● Goal
Please copy out the entries verbatim, from the first line through the line that contains "category-label: Asia: [188, 508, 224, 528]", including both of those lines.

● Records shown

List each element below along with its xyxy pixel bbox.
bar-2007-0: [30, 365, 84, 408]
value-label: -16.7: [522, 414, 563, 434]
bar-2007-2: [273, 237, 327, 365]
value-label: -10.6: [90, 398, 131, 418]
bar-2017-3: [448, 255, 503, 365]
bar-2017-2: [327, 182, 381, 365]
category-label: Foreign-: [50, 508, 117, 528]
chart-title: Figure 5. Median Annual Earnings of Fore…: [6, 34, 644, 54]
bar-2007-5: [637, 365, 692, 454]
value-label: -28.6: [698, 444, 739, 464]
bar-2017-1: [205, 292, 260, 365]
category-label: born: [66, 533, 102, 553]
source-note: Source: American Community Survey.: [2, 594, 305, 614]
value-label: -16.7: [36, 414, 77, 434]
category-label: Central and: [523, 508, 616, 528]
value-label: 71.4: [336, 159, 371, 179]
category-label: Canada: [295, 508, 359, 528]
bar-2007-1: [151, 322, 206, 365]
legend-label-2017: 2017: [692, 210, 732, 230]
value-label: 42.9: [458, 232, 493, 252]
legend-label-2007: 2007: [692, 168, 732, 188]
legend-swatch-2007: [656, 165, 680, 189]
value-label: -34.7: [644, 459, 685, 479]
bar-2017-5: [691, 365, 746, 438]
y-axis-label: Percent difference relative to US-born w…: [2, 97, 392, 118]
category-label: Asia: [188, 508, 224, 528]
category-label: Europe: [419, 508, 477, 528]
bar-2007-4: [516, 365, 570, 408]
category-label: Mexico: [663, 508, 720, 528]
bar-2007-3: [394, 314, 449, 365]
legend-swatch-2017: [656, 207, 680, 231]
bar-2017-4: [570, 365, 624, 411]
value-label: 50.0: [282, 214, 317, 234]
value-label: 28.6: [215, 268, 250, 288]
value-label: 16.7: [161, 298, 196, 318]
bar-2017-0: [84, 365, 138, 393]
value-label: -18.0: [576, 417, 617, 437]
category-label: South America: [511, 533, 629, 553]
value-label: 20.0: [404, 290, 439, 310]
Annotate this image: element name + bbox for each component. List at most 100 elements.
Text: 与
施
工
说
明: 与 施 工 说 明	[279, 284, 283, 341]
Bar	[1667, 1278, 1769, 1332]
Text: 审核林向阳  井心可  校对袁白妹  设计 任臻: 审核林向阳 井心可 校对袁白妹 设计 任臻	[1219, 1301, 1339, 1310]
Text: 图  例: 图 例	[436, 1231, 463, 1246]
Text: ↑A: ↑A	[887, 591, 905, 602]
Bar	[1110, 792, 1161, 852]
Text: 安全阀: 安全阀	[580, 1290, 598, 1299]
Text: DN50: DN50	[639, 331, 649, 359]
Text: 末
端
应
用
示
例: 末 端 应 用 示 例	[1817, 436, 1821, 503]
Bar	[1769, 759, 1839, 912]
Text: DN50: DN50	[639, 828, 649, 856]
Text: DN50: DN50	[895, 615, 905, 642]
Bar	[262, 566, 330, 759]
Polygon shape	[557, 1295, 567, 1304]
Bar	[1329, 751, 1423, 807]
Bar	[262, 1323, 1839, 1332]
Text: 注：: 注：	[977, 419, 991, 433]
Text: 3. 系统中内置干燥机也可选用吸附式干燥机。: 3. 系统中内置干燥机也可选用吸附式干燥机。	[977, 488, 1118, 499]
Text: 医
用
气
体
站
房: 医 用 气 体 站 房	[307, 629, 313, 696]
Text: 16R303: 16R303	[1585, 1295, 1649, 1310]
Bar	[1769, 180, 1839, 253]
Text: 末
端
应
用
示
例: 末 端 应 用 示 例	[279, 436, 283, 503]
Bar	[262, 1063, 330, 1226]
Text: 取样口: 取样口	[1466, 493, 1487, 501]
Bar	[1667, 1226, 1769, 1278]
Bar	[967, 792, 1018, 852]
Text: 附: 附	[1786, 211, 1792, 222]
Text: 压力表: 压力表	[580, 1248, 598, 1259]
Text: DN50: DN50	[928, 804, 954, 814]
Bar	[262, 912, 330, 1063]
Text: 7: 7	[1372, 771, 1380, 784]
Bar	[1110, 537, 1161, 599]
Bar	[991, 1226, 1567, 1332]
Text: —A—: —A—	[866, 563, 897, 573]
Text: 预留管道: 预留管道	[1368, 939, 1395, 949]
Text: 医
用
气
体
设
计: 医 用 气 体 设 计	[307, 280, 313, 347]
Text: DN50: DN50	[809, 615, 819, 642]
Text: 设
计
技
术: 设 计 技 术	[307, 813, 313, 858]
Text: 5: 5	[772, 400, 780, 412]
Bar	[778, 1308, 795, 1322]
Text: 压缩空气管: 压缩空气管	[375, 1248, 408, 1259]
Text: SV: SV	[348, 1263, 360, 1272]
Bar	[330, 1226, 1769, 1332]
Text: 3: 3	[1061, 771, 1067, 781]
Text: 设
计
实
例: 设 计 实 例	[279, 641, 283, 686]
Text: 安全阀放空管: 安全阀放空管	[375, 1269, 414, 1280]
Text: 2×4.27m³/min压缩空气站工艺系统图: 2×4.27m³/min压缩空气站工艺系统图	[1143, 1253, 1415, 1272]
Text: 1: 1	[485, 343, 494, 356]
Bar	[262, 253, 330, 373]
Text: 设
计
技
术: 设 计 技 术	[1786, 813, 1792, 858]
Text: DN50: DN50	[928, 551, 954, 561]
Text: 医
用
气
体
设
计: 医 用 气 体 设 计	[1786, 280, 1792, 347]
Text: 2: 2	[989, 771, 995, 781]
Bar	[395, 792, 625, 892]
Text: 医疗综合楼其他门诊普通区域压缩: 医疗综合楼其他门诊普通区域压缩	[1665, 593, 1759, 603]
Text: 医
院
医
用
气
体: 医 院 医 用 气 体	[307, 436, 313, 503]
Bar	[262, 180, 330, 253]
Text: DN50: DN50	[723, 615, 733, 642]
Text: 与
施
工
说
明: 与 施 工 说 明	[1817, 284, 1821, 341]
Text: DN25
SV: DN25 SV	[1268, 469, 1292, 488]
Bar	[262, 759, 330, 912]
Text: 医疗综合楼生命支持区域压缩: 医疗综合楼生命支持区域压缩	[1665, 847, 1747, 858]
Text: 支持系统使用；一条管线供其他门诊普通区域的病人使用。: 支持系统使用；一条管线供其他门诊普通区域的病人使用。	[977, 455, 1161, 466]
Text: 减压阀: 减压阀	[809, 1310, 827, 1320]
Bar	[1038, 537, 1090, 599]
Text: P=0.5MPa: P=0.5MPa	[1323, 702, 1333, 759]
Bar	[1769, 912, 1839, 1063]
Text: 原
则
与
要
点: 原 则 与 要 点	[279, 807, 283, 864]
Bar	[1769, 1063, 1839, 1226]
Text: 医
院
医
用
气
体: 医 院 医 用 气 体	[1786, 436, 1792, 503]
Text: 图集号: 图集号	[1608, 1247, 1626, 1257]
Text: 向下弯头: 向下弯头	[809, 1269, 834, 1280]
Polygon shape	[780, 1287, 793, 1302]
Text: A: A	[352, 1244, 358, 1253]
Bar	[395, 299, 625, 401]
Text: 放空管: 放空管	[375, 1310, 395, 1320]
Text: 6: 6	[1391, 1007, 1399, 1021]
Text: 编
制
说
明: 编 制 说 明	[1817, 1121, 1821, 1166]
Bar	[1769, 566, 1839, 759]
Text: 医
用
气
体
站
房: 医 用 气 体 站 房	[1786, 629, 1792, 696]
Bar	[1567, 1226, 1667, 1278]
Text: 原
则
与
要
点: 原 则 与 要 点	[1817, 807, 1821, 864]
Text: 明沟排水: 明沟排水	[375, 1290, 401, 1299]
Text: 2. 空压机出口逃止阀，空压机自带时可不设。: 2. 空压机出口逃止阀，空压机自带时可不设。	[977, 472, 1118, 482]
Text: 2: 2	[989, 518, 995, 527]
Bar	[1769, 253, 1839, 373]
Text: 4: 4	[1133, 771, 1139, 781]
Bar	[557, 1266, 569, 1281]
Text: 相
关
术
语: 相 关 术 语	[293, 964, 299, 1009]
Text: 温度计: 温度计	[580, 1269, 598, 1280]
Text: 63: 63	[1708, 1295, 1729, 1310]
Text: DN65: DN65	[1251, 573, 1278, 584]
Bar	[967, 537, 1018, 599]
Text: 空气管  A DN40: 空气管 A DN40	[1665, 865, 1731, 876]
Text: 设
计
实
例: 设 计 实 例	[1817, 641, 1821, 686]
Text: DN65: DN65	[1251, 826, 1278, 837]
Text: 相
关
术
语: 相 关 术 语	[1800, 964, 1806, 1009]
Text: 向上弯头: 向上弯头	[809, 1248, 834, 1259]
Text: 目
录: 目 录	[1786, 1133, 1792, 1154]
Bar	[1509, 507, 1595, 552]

● Solution below
List each element below along with its xyxy pixel bbox.
bar-2007-0: [30, 365, 84, 408]
value-label: -16.7: [522, 414, 563, 434]
bar-2007-2: [273, 237, 327, 365]
value-label: -10.6: [90, 398, 131, 418]
bar-2017-3: [448, 255, 503, 365]
bar-2017-2: [327, 182, 381, 365]
category-label: Foreign-: [50, 508, 117, 528]
chart-title: Figure 5. Median Annual Earnings of Fore…: [6, 34, 644, 54]
bar-2007-5: [637, 365, 692, 454]
value-label: -28.6: [698, 444, 739, 464]
bar-2017-1: [205, 292, 260, 365]
category-label: born: [66, 533, 102, 553]
source-note: Source: American Community Survey.: [2, 594, 305, 614]
value-label: -16.7: [36, 414, 77, 434]
category-label: Central and: [523, 508, 616, 528]
value-label: 71.4: [336, 159, 371, 179]
category-label: Canada: [295, 508, 359, 528]
bar-2007-1: [151, 322, 206, 365]
legend-label-2017: 2017: [692, 210, 732, 230]
value-label: 42.9: [458, 232, 493, 252]
legend-label-2007: 2007: [692, 168, 732, 188]
legend-swatch-2007: [656, 165, 680, 189]
value-label: -34.7: [644, 459, 685, 479]
bar-2017-5: [691, 365, 746, 438]
y-axis-label: Percent difference relative to US-born w…: [2, 97, 392, 118]
category-label: Asia: [188, 508, 224, 528]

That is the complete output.